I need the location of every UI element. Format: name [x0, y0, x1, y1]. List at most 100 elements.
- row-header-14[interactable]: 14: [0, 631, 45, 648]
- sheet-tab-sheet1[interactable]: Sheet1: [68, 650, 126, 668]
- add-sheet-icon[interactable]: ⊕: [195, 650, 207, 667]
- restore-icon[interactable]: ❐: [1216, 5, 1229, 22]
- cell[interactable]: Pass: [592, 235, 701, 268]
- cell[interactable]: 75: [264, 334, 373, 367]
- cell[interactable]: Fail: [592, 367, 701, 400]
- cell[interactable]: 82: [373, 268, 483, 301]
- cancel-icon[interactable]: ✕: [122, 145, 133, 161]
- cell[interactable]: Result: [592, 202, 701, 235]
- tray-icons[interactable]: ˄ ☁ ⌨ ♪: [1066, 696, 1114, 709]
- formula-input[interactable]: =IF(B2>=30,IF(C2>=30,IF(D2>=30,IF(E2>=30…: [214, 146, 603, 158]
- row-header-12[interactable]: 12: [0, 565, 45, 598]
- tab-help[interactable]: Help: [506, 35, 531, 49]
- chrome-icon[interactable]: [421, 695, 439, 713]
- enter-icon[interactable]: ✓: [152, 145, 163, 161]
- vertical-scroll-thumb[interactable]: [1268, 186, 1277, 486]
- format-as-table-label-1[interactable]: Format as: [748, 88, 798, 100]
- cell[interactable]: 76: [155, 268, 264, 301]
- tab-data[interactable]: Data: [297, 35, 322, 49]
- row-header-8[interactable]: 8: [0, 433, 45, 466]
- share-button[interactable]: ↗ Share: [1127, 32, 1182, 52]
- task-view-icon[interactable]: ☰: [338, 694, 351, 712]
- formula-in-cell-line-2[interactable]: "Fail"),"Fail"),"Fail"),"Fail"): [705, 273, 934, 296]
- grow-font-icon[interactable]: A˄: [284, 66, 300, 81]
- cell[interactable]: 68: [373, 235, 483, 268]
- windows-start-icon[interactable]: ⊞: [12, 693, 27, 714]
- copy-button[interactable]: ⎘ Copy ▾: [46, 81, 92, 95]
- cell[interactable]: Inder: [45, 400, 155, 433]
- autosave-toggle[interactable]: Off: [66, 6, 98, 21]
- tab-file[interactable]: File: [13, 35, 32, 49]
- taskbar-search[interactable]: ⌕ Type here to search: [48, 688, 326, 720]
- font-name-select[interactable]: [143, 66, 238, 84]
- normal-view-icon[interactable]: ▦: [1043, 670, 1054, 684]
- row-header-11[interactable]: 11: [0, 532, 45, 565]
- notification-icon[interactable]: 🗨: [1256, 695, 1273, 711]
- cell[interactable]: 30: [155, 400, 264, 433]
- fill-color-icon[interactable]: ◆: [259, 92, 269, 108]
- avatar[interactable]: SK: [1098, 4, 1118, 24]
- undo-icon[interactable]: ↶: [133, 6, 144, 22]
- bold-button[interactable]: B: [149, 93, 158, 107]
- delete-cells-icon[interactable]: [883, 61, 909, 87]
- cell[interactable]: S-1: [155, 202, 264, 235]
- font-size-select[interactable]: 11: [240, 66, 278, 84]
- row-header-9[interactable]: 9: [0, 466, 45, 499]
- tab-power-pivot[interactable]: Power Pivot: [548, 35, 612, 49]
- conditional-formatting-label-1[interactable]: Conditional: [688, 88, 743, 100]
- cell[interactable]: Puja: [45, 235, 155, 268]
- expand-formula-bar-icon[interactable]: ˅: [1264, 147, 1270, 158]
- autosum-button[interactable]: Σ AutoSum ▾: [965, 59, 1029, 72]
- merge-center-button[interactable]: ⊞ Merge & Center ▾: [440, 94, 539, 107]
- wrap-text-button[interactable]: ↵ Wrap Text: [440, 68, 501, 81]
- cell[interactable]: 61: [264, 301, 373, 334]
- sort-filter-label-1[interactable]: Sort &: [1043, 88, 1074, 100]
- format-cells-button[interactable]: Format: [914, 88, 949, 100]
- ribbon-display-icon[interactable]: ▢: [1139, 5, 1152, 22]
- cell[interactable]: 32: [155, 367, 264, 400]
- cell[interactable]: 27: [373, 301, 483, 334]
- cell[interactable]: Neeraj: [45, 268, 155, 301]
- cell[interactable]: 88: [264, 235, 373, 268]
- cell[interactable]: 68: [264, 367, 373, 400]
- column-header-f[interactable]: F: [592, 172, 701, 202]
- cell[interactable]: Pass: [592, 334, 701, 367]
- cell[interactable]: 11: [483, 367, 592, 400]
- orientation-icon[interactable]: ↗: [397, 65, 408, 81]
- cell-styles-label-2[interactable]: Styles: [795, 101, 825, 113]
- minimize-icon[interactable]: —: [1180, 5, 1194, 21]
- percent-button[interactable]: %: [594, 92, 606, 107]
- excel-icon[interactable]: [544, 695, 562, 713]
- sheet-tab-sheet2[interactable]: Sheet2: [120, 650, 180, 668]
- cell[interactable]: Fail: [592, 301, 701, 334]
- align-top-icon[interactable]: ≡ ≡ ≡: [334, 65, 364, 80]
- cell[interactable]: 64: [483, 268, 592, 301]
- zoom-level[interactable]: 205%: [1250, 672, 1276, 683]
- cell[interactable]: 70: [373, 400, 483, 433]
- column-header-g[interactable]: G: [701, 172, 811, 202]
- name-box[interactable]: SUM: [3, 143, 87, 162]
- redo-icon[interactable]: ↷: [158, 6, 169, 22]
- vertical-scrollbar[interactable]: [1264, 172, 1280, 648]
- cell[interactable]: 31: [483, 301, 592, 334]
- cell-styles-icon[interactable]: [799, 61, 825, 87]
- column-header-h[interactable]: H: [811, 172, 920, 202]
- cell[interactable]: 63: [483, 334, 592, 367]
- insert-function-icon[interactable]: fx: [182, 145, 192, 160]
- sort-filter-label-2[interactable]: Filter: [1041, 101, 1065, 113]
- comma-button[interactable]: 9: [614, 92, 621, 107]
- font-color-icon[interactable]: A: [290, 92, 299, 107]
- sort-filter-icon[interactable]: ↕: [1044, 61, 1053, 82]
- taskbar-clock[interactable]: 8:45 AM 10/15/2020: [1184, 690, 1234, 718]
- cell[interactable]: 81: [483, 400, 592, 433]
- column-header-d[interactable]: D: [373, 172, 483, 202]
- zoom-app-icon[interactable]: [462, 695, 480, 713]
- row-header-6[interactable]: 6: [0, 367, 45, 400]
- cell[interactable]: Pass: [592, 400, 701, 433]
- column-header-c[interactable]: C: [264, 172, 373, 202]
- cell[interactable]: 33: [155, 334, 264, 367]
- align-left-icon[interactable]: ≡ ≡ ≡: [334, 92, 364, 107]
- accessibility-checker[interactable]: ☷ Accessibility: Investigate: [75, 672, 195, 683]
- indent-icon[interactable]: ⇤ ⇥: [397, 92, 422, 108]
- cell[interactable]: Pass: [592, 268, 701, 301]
********
◆ **THE REQUEST**: Format every line above as a Markdown table with two columns, "No." and "Line text". Number the rows in order, and omit any blank lines.

◆ **THE OUTPUT**:
| No. | Line text |
|---|---|
| 1 | I need the location of every UI element. Format: name [x0, y0, x1, y1]. List at most 100 elements. |
| 2 | - row-header-14[interactable]: 14: [0, 631, 45, 648] |
| 3 | - sheet-tab-sheet1[interactable]: Sheet1: [68, 650, 126, 668] |
| 4 | - add-sheet-icon[interactable]: ⊕: [195, 650, 207, 667] |
| 5 | - restore-icon[interactable]: ❐: [1216, 5, 1229, 22] |
| 6 | - cell[interactable]: Pass: [592, 235, 701, 268] |
| 7 | - cell[interactable]: 75: [264, 334, 373, 367] |
| 8 | - cell[interactable]: Fail: [592, 367, 701, 400] |
| 9 | - cell[interactable]: 82: [373, 268, 483, 301] |
| 10 | - cancel-icon[interactable]: ✕: [122, 145, 133, 161] |
| 11 | - cell[interactable]: Result: [592, 202, 701, 235] |
| 12 | - tray-icons[interactable]: ˄ ☁ ⌨ ♪: [1066, 696, 1114, 709] |
| 13 | - formula-input[interactable]: =IF(B2>=30,IF(C2>=30,IF(D2>=30,IF(E2>=30…: [214, 146, 603, 158] |
| 14 | - row-header-12[interactable]: 12: [0, 565, 45, 598] |
| 15 | - tab-help[interactable]: Help: [506, 35, 531, 49] |
| 16 | - chrome-icon[interactable]: [421, 695, 439, 713] |
| 17 | - enter-icon[interactable]: ✓: [152, 145, 163, 161] |
| 18 | - vertical-scroll-thumb[interactable]: [1268, 186, 1277, 486] |
| 19 | - format-as-table-label-1[interactable]: Format as: [748, 88, 798, 100] |
| 20 | - cell[interactable]: 76: [155, 268, 264, 301] |
| 21 | - tab-data[interactable]: Data: [297, 35, 322, 49] |
| 22 | - row-header-8[interactable]: 8: [0, 433, 45, 466] |
| 23 | - share-button[interactable]: ↗ Share: [1127, 32, 1182, 52] |
| 24 | - task-view-icon[interactable]: ☰: [338, 694, 351, 712] |
| 25 | - formula-in-cell-line-2[interactable]: "Fail"),"Fail"),"Fail"),"Fail"): [705, 273, 934, 296] |
| 26 | - grow-font-icon[interactable]: A˄: [284, 66, 300, 81] |
| 27 | - cell[interactable]: 68: [373, 235, 483, 268] |
| 28 | - windows-start-icon[interactable]: ⊞: [12, 693, 27, 714] |
| 29 | - copy-button[interactable]: ⎘ Copy ▾: [46, 81, 92, 95] |
| 30 | - cell[interactable]: Inder: [45, 400, 155, 433] |
| 31 | - autosave-toggle[interactable]: Off: [66, 6, 98, 21] |
| 32 | - tab-file[interactable]: File: [13, 35, 32, 49] |
| 33 | - taskbar-search[interactable]: ⌕ Type here to search: [48, 688, 326, 720] |
| 34 | - font-name-select[interactable]: [143, 66, 238, 84] |
| 35 | - normal-view-icon[interactable]: ▦: [1043, 670, 1054, 684] |
| 36 | - row-header-11[interactable]: 11: [0, 532, 45, 565] |
| 37 | - notification-icon[interactable]: 🗨: [1256, 695, 1273, 711] |
| 38 | - cell[interactable]: 30: [155, 400, 264, 433] |
| 39 | - fill-color-icon[interactable]: ◆: [259, 92, 269, 108] |
| 40 | - avatar[interactable]: SK: [1098, 4, 1118, 24] |
| 41 | - undo-icon[interactable]: ↶: [133, 6, 144, 22] |
| 42 | - bold-button[interactable]: B: [149, 93, 158, 107] |
| 43 | - delete-cells-icon[interactable]: [883, 61, 909, 87] |
| 44 | - cell[interactable]: S-1: [155, 202, 264, 235] |
| 45 | - font-size-select[interactable]: 11: [240, 66, 278, 84] |
| 46 | - row-header-9[interactable]: 9: [0, 466, 45, 499] |
| 47 | - tab-power-pivot[interactable]: Power Pivot: [548, 35, 612, 49] |
| 48 | - conditional-formatting-label-1[interactable]: Conditional: [688, 88, 743, 100] |
| 49 | - cell[interactable]: Puja: [45, 235, 155, 268] |
| 50 | - expand-formula-bar-icon[interactable]: ˅: [1264, 147, 1270, 158] |
| 51 | - autosum-button[interactable]: Σ AutoSum ▾: [965, 59, 1029, 72] |
| 52 | - merge-center-button[interactable]: ⊞ Merge & Center ▾: [440, 94, 539, 107] |
| 53 | - wrap-text-button[interactable]: ↵ Wrap Text: [440, 68, 501, 81] |
| 54 | - cell[interactable]: 61: [264, 301, 373, 334] |
| 55 | - sort-filter-label-1[interactable]: Sort &: [1043, 88, 1074, 100] |
| 56 | - format-cells-button[interactable]: Format: [914, 88, 949, 100] |
| 57 | - ribbon-display-icon[interactable]: ▢: [1139, 5, 1152, 22] |
| 58 | - cell[interactable]: 32: [155, 367, 264, 400] |
| 59 | - cell[interactable]: 27: [373, 301, 483, 334] |
| 60 | - cell[interactable]: Neeraj: [45, 268, 155, 301] |
| 61 | - cell[interactable]: 88: [264, 235, 373, 268] |
| 62 | - cell[interactable]: 68: [264, 367, 373, 400] |
| 63 | - column-header-f[interactable]: F: [592, 172, 701, 202] |
| 64 | - cell[interactable]: Pass: [592, 334, 701, 367] |
| 65 | - cell[interactable]: 11: [483, 367, 592, 400] |
| 66 | - orientation-icon[interactable]: ↗: [397, 65, 408, 81] |
| 67 | - cell-styles-label-2[interactable]: Styles: [795, 101, 825, 113] |
| 68 | - minimize-icon[interactable]: —: [1180, 5, 1194, 21] |
| 69 | - percent-button[interactable]: %: [594, 92, 606, 107] |
| 70 | - excel-icon[interactable]: [544, 695, 562, 713] |
| 71 | - sheet-tab-sheet2[interactable]: Sheet2: [120, 650, 180, 668] |
| 72 | - cell[interactable]: Fail: [592, 301, 701, 334] |
| 73 | - align-top-icon[interactable]: ≡ ≡ ≡: [334, 65, 364, 80] |
| 74 | - cell[interactable]: 64: [483, 268, 592, 301] |
| 75 | - zoom-level[interactable]: 205%: [1250, 672, 1276, 683] |
| 76 | - cell[interactable]: 70: [373, 400, 483, 433] |
| 77 | - column-header-g[interactable]: G: [701, 172, 811, 202] |
| 78 | - name-box[interactable]: SUM: [3, 143, 87, 162] |
| 79 | - redo-icon[interactable]: ↷: [158, 6, 169, 22] |
| 80 | - vertical-scrollbar[interactable]: [1264, 172, 1280, 648] |
| 81 | - cell[interactable]: 31: [483, 301, 592, 334] |
| 82 | - cell-styles-icon[interactable]: [799, 61, 825, 87] |
| 83 | - column-header-h[interactable]: H: [811, 172, 920, 202] |
| 84 | - cell[interactable]: 63: [483, 334, 592, 367] |
| 85 | - insert-function-icon[interactable]: fx: [182, 145, 192, 160] |
| 86 | - sort-filter-label-2[interactable]: Filter: [1041, 101, 1065, 113] |
| 87 | - comma-button[interactable]: 9: [614, 92, 621, 107] |
| 88 | - font-color-icon[interactable]: A: [290, 92, 299, 107] |
| 89 | - sort-filter-icon[interactable]: ↕: [1044, 61, 1053, 82] |
| 90 | - taskbar-clock[interactable]: 8:45 AM 10/15/2020: [1184, 690, 1234, 718] |
| 91 | - cell[interactable]: 81: [483, 400, 592, 433] |
| 92 | - column-header-d[interactable]: D: [373, 172, 483, 202] |
| 93 | - zoom-app-icon[interactable]: [462, 695, 480, 713] |
| 94 | - row-header-6[interactable]: 6: [0, 367, 45, 400] |
| 95 | - cell[interactable]: Pass: [592, 400, 701, 433] |
| 96 | - column-header-c[interactable]: C: [264, 172, 373, 202] |
| 97 | - cell[interactable]: 33: [155, 334, 264, 367] |
| 98 | - align-left-icon[interactable]: ≡ ≡ ≡: [334, 92, 364, 107] |
| 99 | - accessibility-checker[interactable]: ☷ Accessibility: Investigate: [75, 672, 195, 683] |
| 100 | - indent-icon[interactable]: ⇤ ⇥: [397, 92, 422, 108] |
| 101 | - cell[interactable]: Pass: [592, 268, 701, 301] |